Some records
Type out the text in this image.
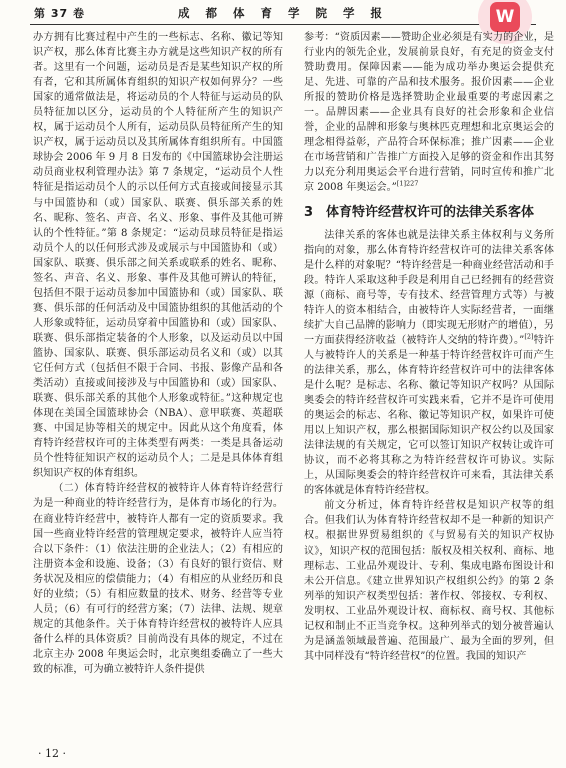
第 37 卷	成 都 体 育 学 院 学 报	W

办方拥有比赛过程中产生的一些标志、名称、徽记等知识产权，那么体育比赛主办方就是这些知识产权的所有者。这里有一个问题，运动员是否是某些知识产权的所有者，它和其所属体育组织的知识产权如何界分？一些国家的通常做法是，将运动员的个人特征与运动员的队员特征加以区分，运动员的个人特征所产生的知识产权，属于运动员个人所有，运动员队员特征所产生的知识产权，属于运动员以及其所属体育组织所有。中国篮球协会 2006 年 9 月 8 日发布的《中国篮球协会注册运动员商业权利管理办法》第 7 条规定，“运动员个人性特征是指运动员个人的示以任何方式直接或间接显示其与中国篮协和（或）国家队、联赛、俱乐部关系的姓名、昵称、签名、声音、名义、形象、事件及其他可辨认的个性特征。”第 8 条规定：“运动员球员特征是指运动员个人的以任何形式涉及或展示与中国篮协和（或）国家队、联赛、俱乐部之间关系或联系的姓名、昵称、签名、声音、名义、形象、事件及其他可辨认的特征，包括但不限于运动员参加中国篮协和（或）国家队、联赛、俱乐部的任何活动及中国篮协组织的其他活动的个人形象或特征，运动员穿着中国篮协和（或）国家队、联赛、俱乐部指定装备的个人形象，以及运动员以中国篮协、国家队、联赛、俱乐部运动员名义和（或）以其它任何方式（包括但不限于合同、书报、影像产品和各类活动）直接或间接涉及与中国篮协和（或）国家队、联赛、俱乐部关系的其他个人形象或特征。”这种规定也体现在美国全国篮球协会（NBA）、意甲联赛、英超联赛、中国足协等相关的规定中。因此从这个角度看，体育特许经营权许可的主体类型有两类：一类是具备运动员个性特征知识产权的运动员个人；二是是具体体育组织知识产权的体育组织。

（二）体育特许经营权的被特许人体育特许经营行为是一种商业的特许经营行为，是体育市场化的行为。在商业特许经营中，被特许人都有一定的资质要求。我国一些商业特许经营的管理规定要求，被特许人应当符合以下条件：（1）依法注册的企业法人；（2）有相应的注册资本金和设施、设备；（3）有良好的银行资信、财务状况及相应的偿债能力；（4）有相应的从业经历和良好的业绩；（5）有相应数量的技术、财务、经营等专业人员；（6）有可行的经营方案；（7）法律、法规、规章规定的其他条件。关于体育特许经营权的被特许人应具备什么样的具体资质？目前尚没有具体的规定，不过在北京主办 2008 年奥运会时，北京奥组委确立了一些大致的标准，可为确立被特许人条件提供

参考：“资质因素——赞助企业必须是有实力的企业，是行业内的领先企业，发展前景良好，有充足的资金支付赞助费用。保障因素——能为成功举办奥运会提供充足、先进、可靠的产品和技术服务。报价因素——企业所报的赞助价格是选择赞助企业最重要的考虑因素之一。品牌因素——企业具有良好的社会形象和企业信誉，企业的品牌和形象与奥林匹克理想和北京奥运会的理念相得益彰，产品符合环保标准；推广因素——企业在市场营销和广告推广方面投入足够的资金和作出其努力以充分利用奥运会平台进行营销，同时宣传和推广北京 2008 年奥运会。”$^{[1]227}$

3　体育特许经营权许可的法律关系客体

法律关系的客体也就是法律关系主体权利与义务所指向的对象，那么体育特许经营权许可的法律关系客体是什么样的对象呢？“特许经营是一种商业经营活动和手段。特许人采取这种手段是利用自己已经拥有的经营资源（商标、商号等，专有技术、经营管理方式等）与被特许人的资本相结合，由被特许人实际经营者，一面继续扩大自己品牌的影响力（即实现无形财产的增值），另一方面获得经济收益（被特许人交纳的特许费）。”[2]特许人与被特许人的关系是一种基于特许经营权许可而产生的法律关系，那么，体育特许经营权许可中的法律客体是什么呢？是标志、名称、徽记等知识产权吗？从国际奥委会的特许经营权许可实践来看，它并不是许可使用的奥运会的标志、名称、徽记等知识产权，如果许可使用以上知识产权，那么根据国际知识产权公约以及国家法律法规的有关规定，它可以签订知识产权转让或许可协议，而不必将其称之为特许经营权许可协议。实际上，从国际奥委会的特许经营权许可来看，其法律关系的客体就是体育特许经营权。

前文分析过，体育特许经营权是知识产权等的组合。但我们认为体育特许经营权却不是一种新的知识产权。根据世界贸易组织的《与贸易有关的知识产权协议》，知识产权的范围包括：版权及相关权利、商标、地理标志、工业品外观设计、专利、集成电路布图设计和未公开信息。《建立世界知识产权组织公约》的第 2 条列举的知识产权类型包括：著作权、邻接权、专利权、发明权、工业品外观设计权、商标权、商号权、其他标记权和制止不正当竞争权。这种列举式的划分被普遍认为是涵盖领域最普遍、范围最广、最为全面的罗列，但其中同样没有“特许经营权”的位置。我国的知识产

· 12 ·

**WHAT IS BEING ASKED**.
Word for word, quote the lines above. Omit the pictures.

**WRITTEN RESPONSE**.
Type out the text in this image.
第 37 卷	成 都 体 育 学 院 学 报	W

办方拥有比赛过程中产生的一些标志、名称、徽记等知识产权，那么体育比赛主办方就是这些知识产权的所有者。这里有一个问题，运动员是否是某些知识产权的所有者，它和其所属体育组织的知识产权如何界分？一些国家的通常做法是，将运动员的个人特征与运动员的队员特征加以区分，运动员的个人特征所产生的知识产权，属于运动员个人所有，运动员队员特征所产生的知识产权，属于运动员以及其所属体育组织所有。中国篮球协会 2006 年 9 月 8 日发布的《中国篮球协会注册运动员商业权利管理办法》第 7 条规定，“运动员个人性特征是指运动员个人的示以任何方式直接或间接显示其与中国篮协和（或）国家队、联赛、俱乐部关系的姓名、昵称、签名、声音、名义、形象、事件及其他可辨认的个性特征。”第 8 条规定：“运动员球员特征是指运动员个人的以任何形式涉及或展示与中国篮协和（或）国家队、联赛、俱乐部之间关系或联系的姓名、昵称、签名、声音、名义、形象、事件及其他可辨认的特征，包括但不限于运动员参加中国篮协和（或）国家队、联赛、俱乐部的任何活动及中国篮协组织的其他活动的个人形象或特征，运动员穿着中国篮协和（或）国家队、联赛、俱乐部指定装备的个人形象，以及运动员以中国篮协、国家队、联赛、俱乐部运动员名义和（或）以其它任何方式（包括但不限于合同、书报、影像产品和各类活动）直接或间接涉及与中国篮协和（或）国家队、联赛、俱乐部关系的其他个人形象或特征。”这种规定也体现在美国全国篮球协会（NBA）、意甲联赛、英超联赛、中国足协等相关的规定中。因此从这个角度看，体育特许经营权许可的主体类型有两类：一类是具备运动员个性特征知识产权的运动员个人；二是是具体体育组织知识产权的体育组织。

（二）体育特许经营权的被特许人体育特许经营行为是一种商业的特许经营行为，是体育市场化的行为。在商业特许经营中，被特许人都有一定的资质要求。我国一些商业特许经营的管理规定要求，被特许人应当符合以下条件：（1）依法注册的企业法人；（2）有相应的注册资本金和设施、设备；（3）有良好的银行资信、财务状况及相应的偿债能力；（4）有相应的从业经历和良好的业绩；（5）有相应数量的技术、财务、经营等专业人员；（6）有可行的经营方案；（7）法律、法规、规章规定的其他条件。关于体育特许经营权的被特许人应具备什么样的具体资质？目前尚没有具体的规定，不过在北京主办 2008 年奥运会时，北京奥组委确立了一些大致的标准，可为确立被特许人条件提供

参考：“资质因素——赞助企业必须是有实力的企业，是行业内的领先企业，发展前景良好，有充足的资金支付赞助费用。保障因素——能为成功举办奥运会提供充足、先进、可靠的产品和技术服务。报价因素——企业所报的赞助价格是选择赞助企业最重要的考虑因素之一。品牌因素——企业具有良好的社会形象和企业信誉，企业的品牌和形象与奥林匹克理想和北京奥运会的理念相得益彰，产品符合环保标准；推广因素——企业在市场营销和广告推广方面投入足够的资金和作出其努力以充分利用奥运会平台进行营销，同时宣传和推广北京 2008 年奥运会。”$^{[1]227}$

3　体育特许经营权许可的法律关系客体

法律关系的客体也就是法律关系主体权利与义务所指向的对象，那么体育特许经营权许可的法律关系客体是什么样的对象呢？“特许经营是一种商业经营活动和手段。特许人采取这种手段是利用自己已经拥有的经营资源（商标、商号等，专有技术、经营管理方式等）与被特许人的资本相结合，由被特许人实际经营者，一面继续扩大自己品牌的影响力（即实现无形财产的增值），另一方面获得经济收益（被特许人交纳的特许费）。”[2]特许人与被特许人的关系是一种基于特许经营权许可而产生的法律关系，那么，体育特许经营权许可中的法律客体是什么呢？是标志、名称、徽记等知识产权吗？从国际奥委会的特许经营权许可实践来看，它并不是许可使用的奥运会的标志、名称、徽记等知识产权，如果许可使用以上知识产权，那么根据国际知识产权公约以及国家法律法规的有关规定，它可以签订知识产权转让或许可协议，而不必将其称之为特许经营权许可协议。实际上，从国际奥委会的特许经营权许可来看，其法律关系的客体就是体育特许经营权。

前文分析过，体育特许经营权是知识产权等的组合。但我们认为体育特许经营权却不是一种新的知识产权。根据世界贸易组织的《与贸易有关的知识产权协议》，知识产权的范围包括：版权及相关权利、商标、地理标志、工业品外观设计、专利、集成电路布图设计和未公开信息。《建立世界知识产权组织公约》的第 2 条列举的知识产权类型包括：著作权、邻接权、专利权、发明权、工业品外观设计权、商标权、商号权、其他标记权和制止不正当竞争权。这种列举式的划分被普遍认为是涵盖领域最普遍、范围最广、最为全面的罗列，但其中同样没有“特许经营权”的位置。我国的知识产

· 12 ·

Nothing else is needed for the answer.